What the exercise asks.
Only the lines holding the string "Curtain" are needed. Copy each one.

Raw data.
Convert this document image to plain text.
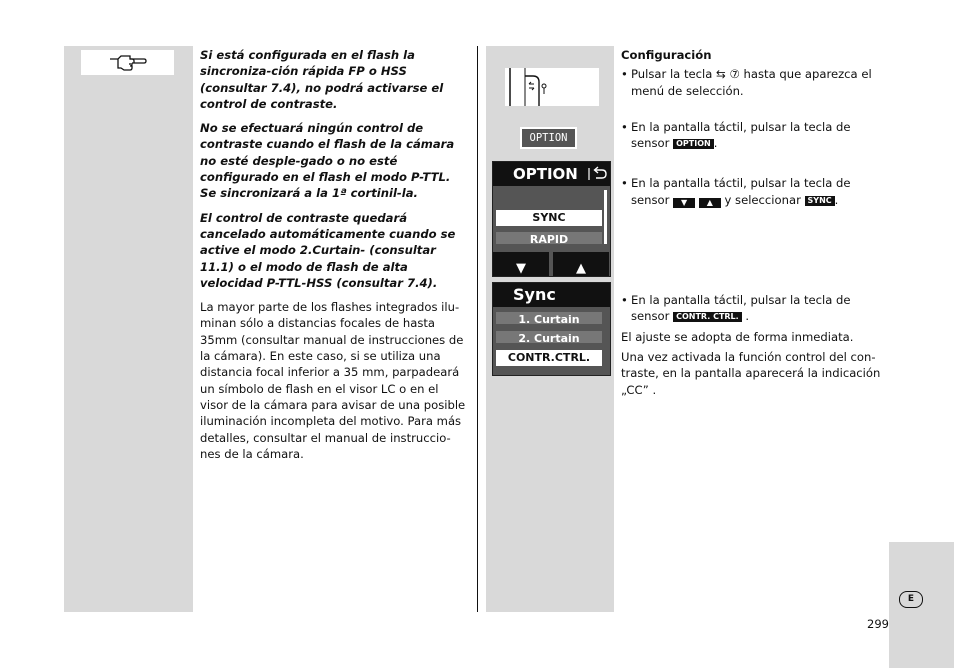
Si está configurada en el flash la sincroniza-ción rápida FP o HSS (consultar 7.4), no podrá activarse el control de contraste.

No se efectuará ningún control de contraste cuando el flash de la cámara no esté desple-gado o no esté configurado en el flash el modo P-TTL. Se sincronizará a la 1ª cortinil-la.

El control de contraste quedará cancelado automáticamente cuando se active el modo 2.Curtain- (consultar 11.1) o el modo de flash de alta velocidad P-TTL-HSS (consultar 7.4).

La mayor parte de los flashes integrados ilu-minan sólo a distancias focales de hasta 35mm (consultar manual de instrucciones de la cámara). En este caso, si se utiliza una distancia focal inferior a 35 mm, parpadeará un símbolo de flash en el visor LC o en el visor de la cámara para avisar de una posible iluminación incompleta del motivo. Para más detalles, consultar el manual de instruccio-nes de la cámara.

OPTION
OPTION
SYNC
RAPID
▼	▲
Sync
1. Curtain
2. Curtain
CONTR.CTRL.
Configuración
• Pulsar la tecla ⇆ ⑦ hasta que aparezca el menú de selección.
• En la pantalla táctil, pulsar la tecla de sensor OPTION .
• En la pantalla táctil, pulsar la tecla de sensor ▼ ▲ y seleccionar SYNC .
• En la pantalla táctil, pulsar la tecla de sensor CONTR. CTRL. .
El ajuste se adopta de forma inmediata.
Una vez activada la función control del con-traste, en la pantalla aparecerá la indicación „CC” .
E
299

Exercise output.
El control de contraste quedará cancelado automáticamente cuando se active el modo 2.Curtain- (consultar 11.1) o el modo de flash de alta velocidad P-TTL-HSS (consultar 7.4).
1. Curtain
2. Curtain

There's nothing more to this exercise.